#### TASK DESCRIPTION
Retype exactly the lines from the one containing "Give me the" through the last line of the records below, including both, and leave out any pictures.
** Begin **
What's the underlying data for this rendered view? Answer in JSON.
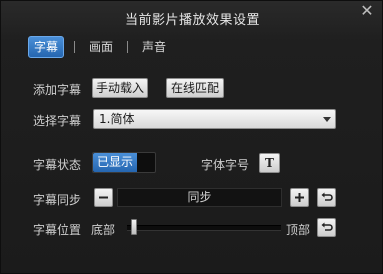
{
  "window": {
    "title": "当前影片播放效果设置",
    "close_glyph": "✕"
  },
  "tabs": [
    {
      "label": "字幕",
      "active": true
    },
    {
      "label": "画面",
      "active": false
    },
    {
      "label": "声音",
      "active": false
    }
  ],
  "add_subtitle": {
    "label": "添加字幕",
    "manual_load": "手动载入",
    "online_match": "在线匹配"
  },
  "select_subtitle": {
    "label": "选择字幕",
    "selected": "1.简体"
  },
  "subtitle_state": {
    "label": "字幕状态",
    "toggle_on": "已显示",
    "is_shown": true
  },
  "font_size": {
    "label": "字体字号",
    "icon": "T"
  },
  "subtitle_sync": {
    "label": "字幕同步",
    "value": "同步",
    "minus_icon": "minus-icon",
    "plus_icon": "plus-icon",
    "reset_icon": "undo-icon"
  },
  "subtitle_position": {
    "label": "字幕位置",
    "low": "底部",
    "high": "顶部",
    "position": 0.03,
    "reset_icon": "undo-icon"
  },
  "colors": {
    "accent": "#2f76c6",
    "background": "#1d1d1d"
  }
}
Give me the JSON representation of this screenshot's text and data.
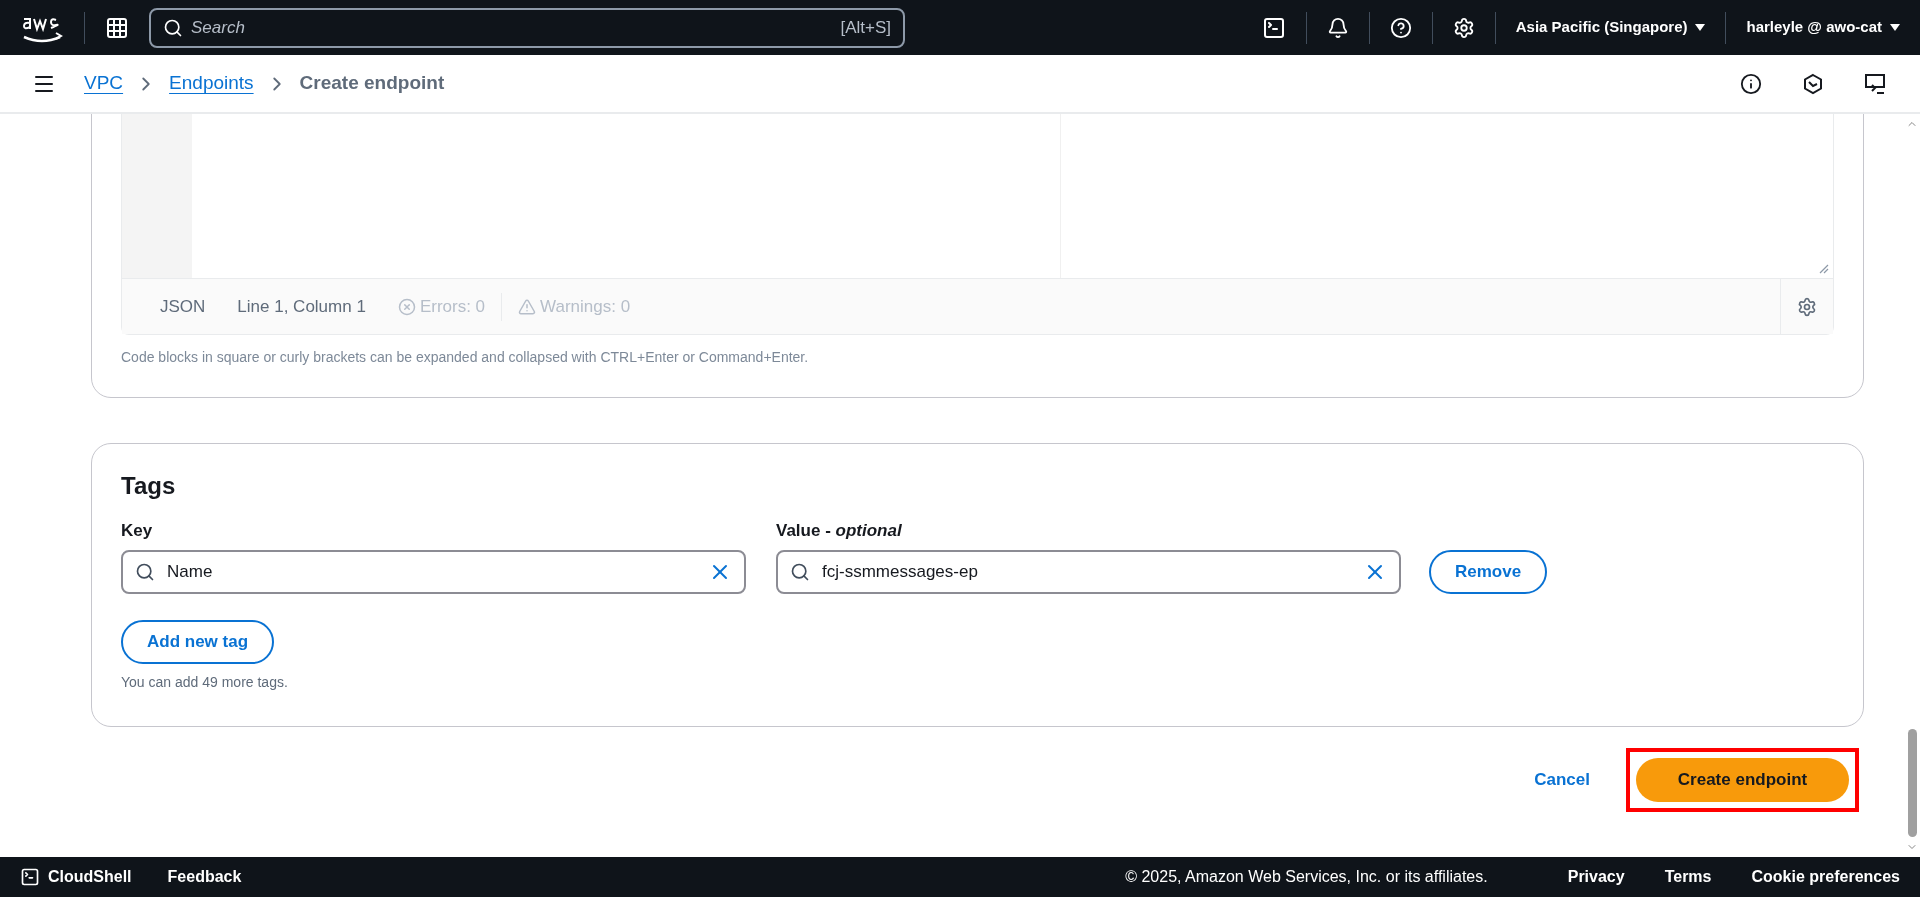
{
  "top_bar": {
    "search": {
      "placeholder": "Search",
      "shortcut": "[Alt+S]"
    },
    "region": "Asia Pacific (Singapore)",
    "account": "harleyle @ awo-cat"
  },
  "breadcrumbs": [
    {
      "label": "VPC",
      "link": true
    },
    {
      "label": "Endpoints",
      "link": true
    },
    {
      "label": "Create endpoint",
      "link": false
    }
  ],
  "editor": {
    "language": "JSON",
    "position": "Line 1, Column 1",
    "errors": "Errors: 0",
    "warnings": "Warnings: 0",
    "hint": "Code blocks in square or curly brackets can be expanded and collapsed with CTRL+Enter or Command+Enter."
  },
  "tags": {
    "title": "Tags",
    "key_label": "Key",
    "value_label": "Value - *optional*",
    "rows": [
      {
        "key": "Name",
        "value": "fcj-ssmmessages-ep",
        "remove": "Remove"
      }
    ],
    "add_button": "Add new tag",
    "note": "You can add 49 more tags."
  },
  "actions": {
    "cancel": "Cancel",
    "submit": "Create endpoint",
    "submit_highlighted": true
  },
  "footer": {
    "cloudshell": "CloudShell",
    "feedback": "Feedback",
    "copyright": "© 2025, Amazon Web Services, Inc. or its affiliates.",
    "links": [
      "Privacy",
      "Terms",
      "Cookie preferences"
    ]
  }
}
** End **
#### RESULT BELOW
Give me the JSON representation of this screenshot's text and data.
{
  "top_bar": {
    "search": {
      "placeholder": "Search",
      "shortcut": "[Alt+S]"
    },
    "region": "Asia Pacific (Singapore)",
    "account": "harleyle @ awo-cat"
  },
  "breadcrumbs": [
    {
      "label": "VPC",
      "link": true
    },
    {
      "label": "Endpoints",
      "link": true
    },
    {
      "label": "Create endpoint",
      "link": false
    }
  ],
  "editor": {
    "language": "JSON",
    "position": "Line 1, Column 1",
    "errors": "Errors: 0",
    "warnings": "Warnings: 0",
    "hint": "Code blocks in square or curly brackets can be expanded and collapsed with CTRL+Enter or Command+Enter."
  },
  "tags": {
    "title": "Tags",
    "key_label": "Key",
    "value_label": "Value - *optional*",
    "rows": [
      {
        "key": "Name",
        "value": "fcj-ssmmessages-ep",
        "remove": "Remove"
      }
    ],
    "add_button": "Add new tag",
    "note": "You can add 49 more tags."
  },
  "actions": {
    "cancel": "Cancel",
    "submit": "Create endpoint",
    "submit_highlighted": true
  },
  "footer": {
    "cloudshell": "CloudShell",
    "feedback": "Feedback",
    "copyright": "© 2025, Amazon Web Services, Inc. or its affiliates.",
    "links": [
      "Privacy",
      "Terms",
      "Cookie preferences"
    ]
  }
}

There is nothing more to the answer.